■ **WHAT TO PRODUCE**: Please transcribe the records precisely; pictures stay out of your copy.

━━ DATA LISTING ━━

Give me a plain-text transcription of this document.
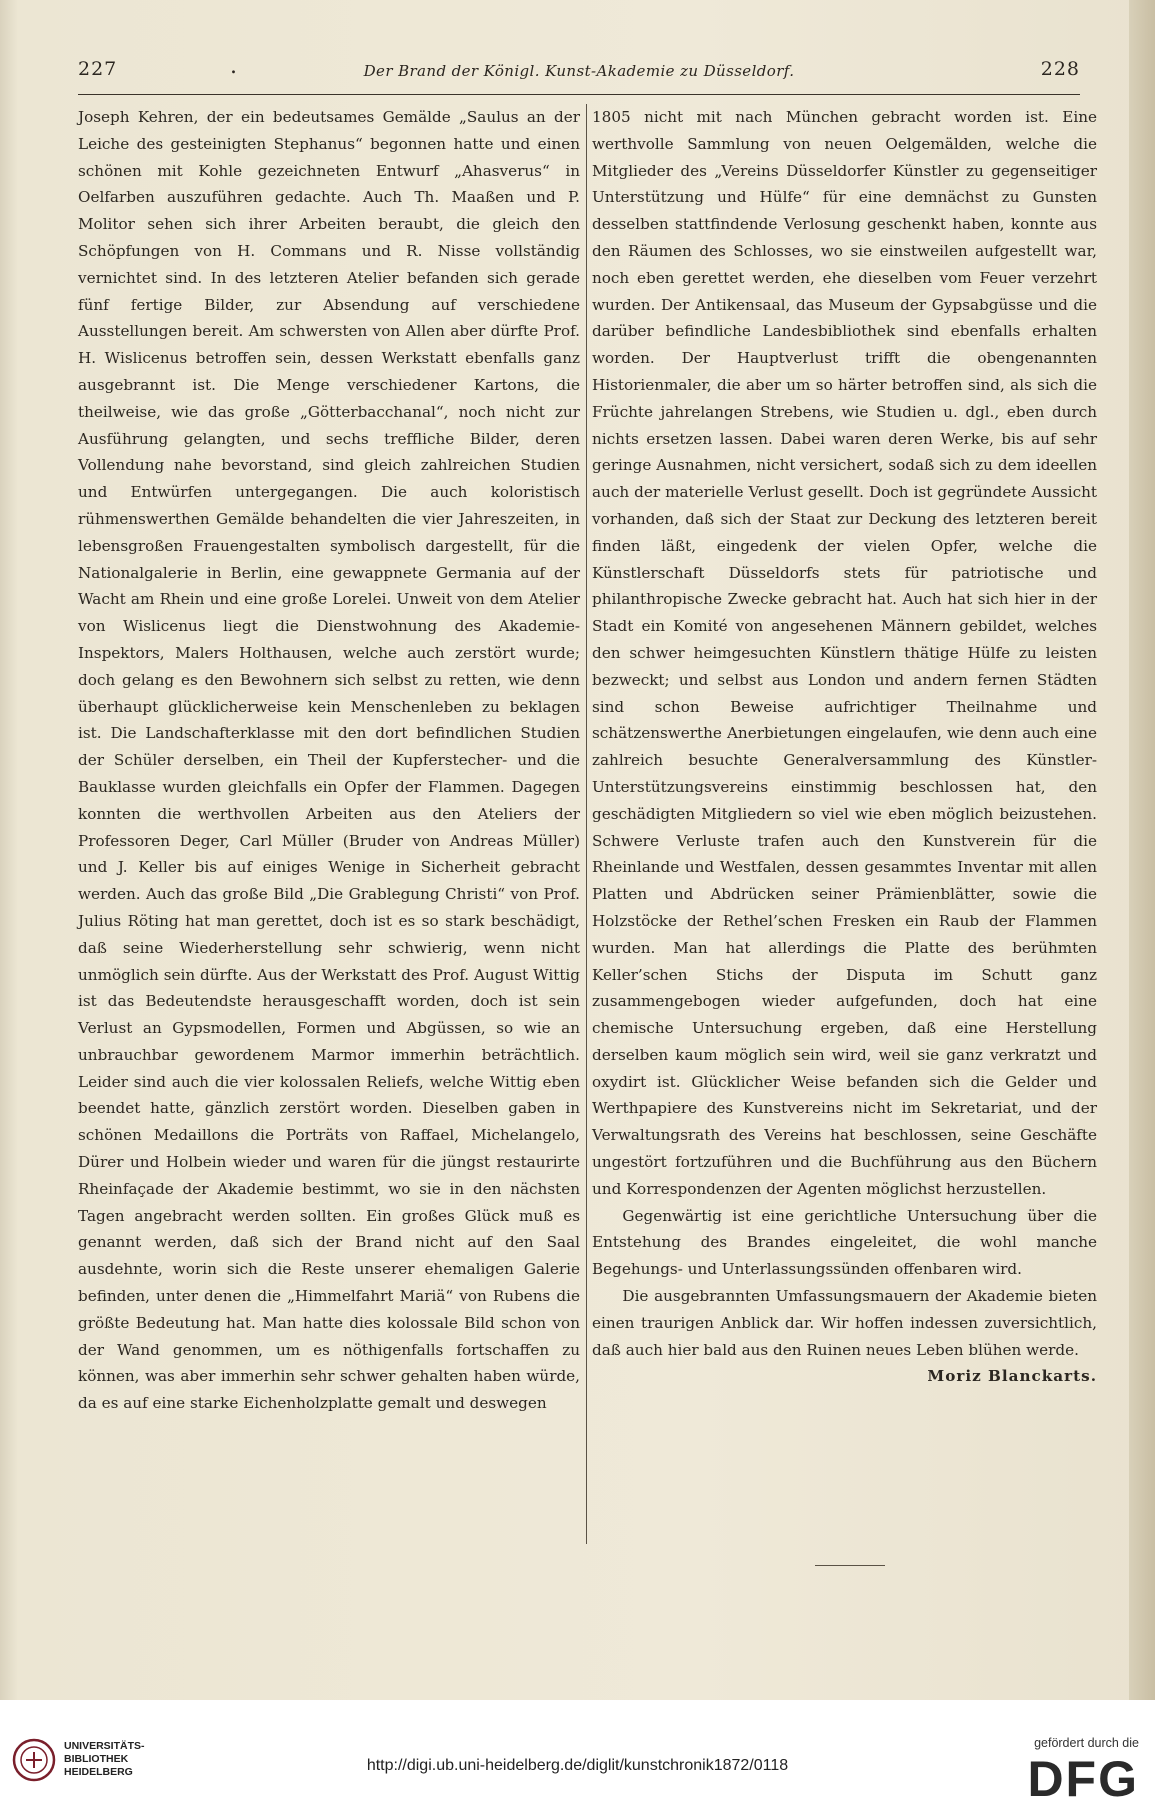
227	.	Der Brand der Königl. Kunst-Akademie zu Düsseldorf.	228

Joseph Kehren, der ein bedeutsames Gemälde „Saulus an der Leiche des gesteinigten Stephanus“ begonnen hatte und einen schönen mit Kohle gezeichneten Entwurf „Ahasverus“ in Oelfarben auszuführen gedachte. Auch Th. Maaßen und P. Molitor sehen sich ihrer Arbeiten beraubt, die gleich den Schöpfungen von H. Commans und R. Nisse vollständig vernichtet sind. In des letzteren Atelier befanden sich gerade fünf fertige Bilder, zur Absendung auf verschiedene Ausstellungen bereit. Am schwersten von Allen aber dürfte Prof. H. Wislicenus betroffen sein, dessen Werkstatt ebenfalls ganz ausgebrannt ist. Die Menge verschiedener Kartons, die theilweise, wie das große „Götterbacchanal“, noch nicht zur Ausführung gelangten, und sechs treffliche Bilder, deren Vollendung nahe bevorstand, sind gleich zahlreichen Studien und Entwürfen untergegangen. Die auch koloristisch rühmenswerthen Gemälde behandelten die vier Jahreszeiten, in lebensgroßen Frauengestalten symbolisch dargestellt, für die Nationalgalerie in Berlin, eine gewappnete Germania auf der Wacht am Rhein und eine große Lorelei. Unweit von dem Atelier von Wislicenus liegt die Dienstwohnung des Akademie-Inspektors, Malers Holthausen, welche auch zerstört wurde; doch gelang es den Bewohnern sich selbst zu retten, wie denn überhaupt glücklicherweise kein Menschenleben zu beklagen ist. Die Landschafterklasse mit den dort befindlichen Studien der Schüler derselben, ein Theil der Kupferstecher- und die Bauklasse wurden gleichfalls ein Opfer der Flammen. Dagegen konnten die werthvollen Arbeiten aus den Ateliers der Professoren Deger, Carl Müller (Bruder von Andreas Müller) und J. Keller bis auf einiges Wenige in Sicherheit gebracht werden. Auch das große Bild „Die Grablegung Christi“ von Prof. Julius Röting hat man gerettet, doch ist es so stark beschädigt, daß seine Wiederherstellung sehr schwierig, wenn nicht unmöglich sein dürfte. Aus der Werkstatt des Prof. August Wittig ist das Bedeutendste herausgeschafft worden, doch ist sein Verlust an Gypsmodellen, Formen und Abgüssen, so wie an unbrauchbar gewordenem Marmor immerhin beträchtlich. Leider sind auch die vier kolossalen Reliefs, welche Wittig eben beendet hatte, gänzlich zerstört worden. Dieselben gaben in schönen Medaillons die Porträts von Raffael, Michelangelo, Dürer und Holbein wieder und waren für die jüngst restaurirte Rheinfaçade der Akademie bestimmt, wo sie in den nächsten Tagen angebracht werden sollten. Ein großes Glück muß es genannt werden, daß sich der Brand nicht auf den Saal ausdehnte, worin sich die Reste unserer ehemaligen Galerie befinden, unter denen die „Himmelfahrt Mariä“ von Rubens die größte Bedeutung hat. Man hatte dies kolossale Bild schon von der Wand genommen, um es nöthigenfalls fortschaffen zu können, was aber immerhin sehr schwer gehalten haben würde, da es auf eine starke Eichenholzplatte gemalt und deswegen

1805 nicht mit nach München gebracht worden ist. Eine werthvolle Sammlung von neuen Oelgemälden, welche die Mitglieder des „Vereins Düsseldorfer Künstler zu gegenseitiger Unterstützung und Hülfe“ für eine demnächst zu Gunsten desselben stattfindende Verlosung geschenkt haben, konnte aus den Räumen des Schlosses, wo sie einstweilen aufgestellt war, noch eben gerettet werden, ehe dieselben vom Feuer verzehrt wurden. Der Antikensaal, das Museum der Gypsabgüsse und die darüber befindliche Landesbibliothek sind ebenfalls erhalten worden. Der Hauptverlust trifft die obengenannten Historienmaler, die aber um so härter betroffen sind, als sich die Früchte jahrelangen Strebens, wie Studien u. dgl., eben durch nichts ersetzen lassen. Dabei waren deren Werke, bis auf sehr geringe Ausnahmen, nicht versichert, sodaß sich zu dem ideellen auch der materielle Verlust gesellt. Doch ist gegründete Aussicht vorhanden, daß sich der Staat zur Deckung des letzteren bereit finden läßt, eingedenk der vielen Opfer, welche die Künstlerschaft Düsseldorfs stets für patriotische und philanthropische Zwecke gebracht hat. Auch hat sich hier in der Stadt ein Komité von angesehenen Männern gebildet, welches den schwer heimgesuchten Künstlern thätige Hülfe zu leisten bezweckt; und selbst aus London und andern fernen Städten sind schon Beweise aufrichtiger Theilnahme und schätzenswerthe Anerbietungen eingelaufen, wie denn auch eine zahlreich besuchte Generalversammlung des Künstler-Unterstützungsvereins einstimmig beschlossen hat, den geschädigten Mitgliedern so viel wie eben möglich beizustehen. Schwere Verluste trafen auch den Kunstverein für die Rheinlande und Westfalen, dessen gesammtes Inventar mit allen Platten und Abdrücken seiner Prämienblätter, sowie die Holzstöcke der Rethel’schen Fresken ein Raub der Flammen wurden. Man hat allerdings die Platte des berühmten Keller’schen Stichs der Disputa im Schutt ganz zusammengebogen wieder aufgefunden, doch hat eine chemische Untersuchung ergeben, daß eine Herstellung derselben kaum möglich sein wird, weil sie ganz verkratzt und oxydirt ist. Glücklicher Weise befanden sich die Gelder und Werthpapiere des Kunstvereins nicht im Sekretariat, und der Verwaltungsrath des Vereins hat beschlossen, seine Geschäfte ungestört fortzuführen und die Buchführung aus den Büchern und Korrespondenzen der Agenten möglichst herzustellen.

Gegenwärtig ist eine gerichtliche Untersuchung über die Entstehung des Brandes eingeleitet, die wohl manche Begehungs- und Unterlassungssünden offenbaren wird.

Die ausgebrannten Umfassungsmauern der Akademie bieten einen traurigen Anblick dar. Wir hoffen indessen zuversichtlich, daß auch hier bald aus den Ruinen neues Leben blühen werde.

Moriz Blanckarts.
UNIVERSITÄTS-
BIBLIOTHEK
HEIDELBERG	http://digi.ub.uni-heidelberg.de/diglit/kunstchronik1872/0118
gefördert durch die
DFG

━━━

■ **ANSWER SPACE**:
Give me a plain-text transcription of this document.
227	.	Der Brand der Königl. Kunst-Akademie zu Düsseldorf.	228

Joseph Kehren, der ein bedeutsames Gemälde „Saulus an der Leiche des gesteinigten Stephanus“ begonnen hatte und einen schönen mit Kohle gezeichneten Entwurf „Ahasverus“ in Oelfarben auszuführen gedachte. Auch Th. Maaßen und P. Molitor sehen sich ihrer Arbeiten beraubt, die gleich den Schöpfungen von H. Commans und R. Nisse vollständig vernichtet sind. In des letzteren Atelier befanden sich gerade fünf fertige Bilder, zur Absendung auf verschiedene Ausstellungen bereit. Am schwersten von Allen aber dürfte Prof. H. Wislicenus betroffen sein, dessen Werkstatt ebenfalls ganz ausgebrannt ist. Die Menge verschiedener Kartons, die theilweise, wie das große „Götterbacchanal“, noch nicht zur Ausführung gelangten, und sechs treffliche Bilder, deren Vollendung nahe bevorstand, sind gleich zahlreichen Studien und Entwürfen untergegangen. Die auch koloristisch rühmenswerthen Gemälde behandelten die vier Jahreszeiten, in lebensgroßen Frauengestalten symbolisch dargestellt, für die Nationalgalerie in Berlin, eine gewappnete Germania auf der Wacht am Rhein und eine große Lorelei. Unweit von dem Atelier von Wislicenus liegt die Dienstwohnung des Akademie-Inspektors, Malers Holthausen, welche auch zerstört wurde; doch gelang es den Bewohnern sich selbst zu retten, wie denn überhaupt glücklicherweise kein Menschenleben zu beklagen ist. Die Landschafterklasse mit den dort befindlichen Studien der Schüler derselben, ein Theil der Kupferstecher- und die Bauklasse wurden gleichfalls ein Opfer der Flammen. Dagegen konnten die werthvollen Arbeiten aus den Ateliers der Professoren Deger, Carl Müller (Bruder von Andreas Müller) und J. Keller bis auf einiges Wenige in Sicherheit gebracht werden. Auch das große Bild „Die Grablegung Christi“ von Prof. Julius Röting hat man gerettet, doch ist es so stark beschädigt, daß seine Wiederherstellung sehr schwierig, wenn nicht unmöglich sein dürfte. Aus der Werkstatt des Prof. August Wittig ist das Bedeutendste herausgeschafft worden, doch ist sein Verlust an Gypsmodellen, Formen und Abgüssen, so wie an unbrauchbar gewordenem Marmor immerhin beträchtlich. Leider sind auch die vier kolossalen Reliefs, welche Wittig eben beendet hatte, gänzlich zerstört worden. Dieselben gaben in schönen Medaillons die Porträts von Raffael, Michelangelo, Dürer und Holbein wieder und waren für die jüngst restaurirte Rheinfaçade der Akademie bestimmt, wo sie in den nächsten Tagen angebracht werden sollten. Ein großes Glück muß es genannt werden, daß sich der Brand nicht auf den Saal ausdehnte, worin sich die Reste unserer ehemaligen Galerie befinden, unter denen die „Himmelfahrt Mariä“ von Rubens die größte Bedeutung hat. Man hatte dies kolossale Bild schon von der Wand genommen, um es nöthigenfalls fortschaffen zu können, was aber immerhin sehr schwer gehalten haben würde, da es auf eine starke Eichenholzplatte gemalt und deswegen

1805 nicht mit nach München gebracht worden ist. Eine werthvolle Sammlung von neuen Oelgemälden, welche die Mitglieder des „Vereins Düsseldorfer Künstler zu gegenseitiger Unterstützung und Hülfe“ für eine demnächst zu Gunsten desselben stattfindende Verlosung geschenkt haben, konnte aus den Räumen des Schlosses, wo sie einstweilen aufgestellt war, noch eben gerettet werden, ehe dieselben vom Feuer verzehrt wurden. Der Antikensaal, das Museum der Gypsabgüsse und die darüber befindliche Landesbibliothek sind ebenfalls erhalten worden. Der Hauptverlust trifft die obengenannten Historienmaler, die aber um so härter betroffen sind, als sich die Früchte jahrelangen Strebens, wie Studien u. dgl., eben durch nichts ersetzen lassen. Dabei waren deren Werke, bis auf sehr geringe Ausnahmen, nicht versichert, sodaß sich zu dem ideellen auch der materielle Verlust gesellt. Doch ist gegründete Aussicht vorhanden, daß sich der Staat zur Deckung des letzteren bereit finden läßt, eingedenk der vielen Opfer, welche die Künstlerschaft Düsseldorfs stets für patriotische und philanthropische Zwecke gebracht hat. Auch hat sich hier in der Stadt ein Komité von angesehenen Männern gebildet, welches den schwer heimgesuchten Künstlern thätige Hülfe zu leisten bezweckt; und selbst aus London und andern fernen Städten sind schon Beweise aufrichtiger Theilnahme und schätzenswerthe Anerbietungen eingelaufen, wie denn auch eine zahlreich besuchte Generalversammlung des Künstler-Unterstützungsvereins einstimmig beschlossen hat, den geschädigten Mitgliedern so viel wie eben möglich beizustehen. Schwere Verluste trafen auch den Kunstverein für die Rheinlande und Westfalen, dessen gesammtes Inventar mit allen Platten und Abdrücken seiner Prämienblätter, sowie die Holzstöcke der Rethel’schen Fresken ein Raub der Flammen wurden. Man hat allerdings die Platte des berühmten Keller’schen Stichs der Disputa im Schutt ganz zusammengebogen wieder aufgefunden, doch hat eine chemische Untersuchung ergeben, daß eine Herstellung derselben kaum möglich sein wird, weil sie ganz verkratzt und oxydirt ist. Glücklicher Weise befanden sich die Gelder und Werthpapiere des Kunstvereins nicht im Sekretariat, und der Verwaltungsrath des Vereins hat beschlossen, seine Geschäfte ungestört fortzuführen und die Buchführung aus den Büchern und Korrespondenzen der Agenten möglichst herzustellen.

Gegenwärtig ist eine gerichtliche Untersuchung über die Entstehung des Brandes eingeleitet, die wohl manche Begehungs- und Unterlassungssünden offenbaren wird.

Die ausgebrannten Umfassungsmauern der Akademie bieten einen traurigen Anblick dar. Wir hoffen indessen zuversichtlich, daß auch hier bald aus den Ruinen neues Leben blühen werde.

Moriz Blanckarts.
UNIVERSITÄTS-
BIBLIOTHEK
HEIDELBERG	http://digi.ub.uni-heidelberg.de/diglit/kunstchronik1872/0118
gefördert durch die
DFG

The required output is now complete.